Task description
Take every line from the material that has the word "under" in it.

-.-.-

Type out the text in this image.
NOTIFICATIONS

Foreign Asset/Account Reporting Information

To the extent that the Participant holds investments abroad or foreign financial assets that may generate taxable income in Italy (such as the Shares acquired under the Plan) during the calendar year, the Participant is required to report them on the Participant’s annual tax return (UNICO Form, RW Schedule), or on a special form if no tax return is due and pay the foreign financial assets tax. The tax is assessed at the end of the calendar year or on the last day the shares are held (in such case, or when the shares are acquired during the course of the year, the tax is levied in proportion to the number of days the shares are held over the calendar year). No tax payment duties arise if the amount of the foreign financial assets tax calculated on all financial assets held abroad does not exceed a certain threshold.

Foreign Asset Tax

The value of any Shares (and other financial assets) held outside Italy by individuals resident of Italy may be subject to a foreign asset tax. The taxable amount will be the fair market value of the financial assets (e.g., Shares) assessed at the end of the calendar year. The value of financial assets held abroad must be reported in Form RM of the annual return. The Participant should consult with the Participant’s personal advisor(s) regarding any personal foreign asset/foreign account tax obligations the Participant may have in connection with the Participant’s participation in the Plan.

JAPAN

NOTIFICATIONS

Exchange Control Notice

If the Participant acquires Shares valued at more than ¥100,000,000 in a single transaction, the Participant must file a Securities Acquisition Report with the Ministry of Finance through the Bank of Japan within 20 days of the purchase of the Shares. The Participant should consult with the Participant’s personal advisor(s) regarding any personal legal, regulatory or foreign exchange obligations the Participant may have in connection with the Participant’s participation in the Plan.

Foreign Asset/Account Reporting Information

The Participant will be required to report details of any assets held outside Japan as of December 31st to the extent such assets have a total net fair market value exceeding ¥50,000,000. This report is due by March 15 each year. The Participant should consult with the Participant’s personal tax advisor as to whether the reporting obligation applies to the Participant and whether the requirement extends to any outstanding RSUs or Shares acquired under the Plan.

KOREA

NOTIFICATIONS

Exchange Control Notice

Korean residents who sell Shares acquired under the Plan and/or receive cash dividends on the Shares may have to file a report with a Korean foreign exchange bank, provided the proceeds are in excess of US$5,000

-.-.-

Solution for this exercise
To the extent that the Participant holds investments abroad or foreign financial assets that may generate taxable income in Italy (such as the Shares acquired under the Plan) during the calendar year, the Participant is required to report them on the Participant’s annual tax return (UNICO Form, RW Schedule), or on a special form if no tax return is due and pay the foreign financial assets tax. The tax is assessed at the end of the calendar year or on the last day the shares are held (in such case, or when the shares are acquired during the course of the year, the tax is levied in proportion to the number of days the shares are held over the calendar year). No tax payment duties arise if the amount of the foreign financial assets tax calculated on all financial assets held abroad does not exceed a certain threshold.
The Participant will be required to report details of any assets held outside Japan as of December 31st to the extent such assets have a total net fair market value exceeding ¥50,000,000. This report is due by March 15 each year. The Participant should consult with the Participant’s personal tax advisor as to whether the reporting obligation applies to the Participant and whether the requirement extends to any outstanding RSUs or Shares acquired under the Plan.
Korean residents who sell Shares acquired under the Plan and/or receive cash dividends on the Shares may have to file a report with a Korean foreign exchange bank, provided the proceeds are in excess of US$5,000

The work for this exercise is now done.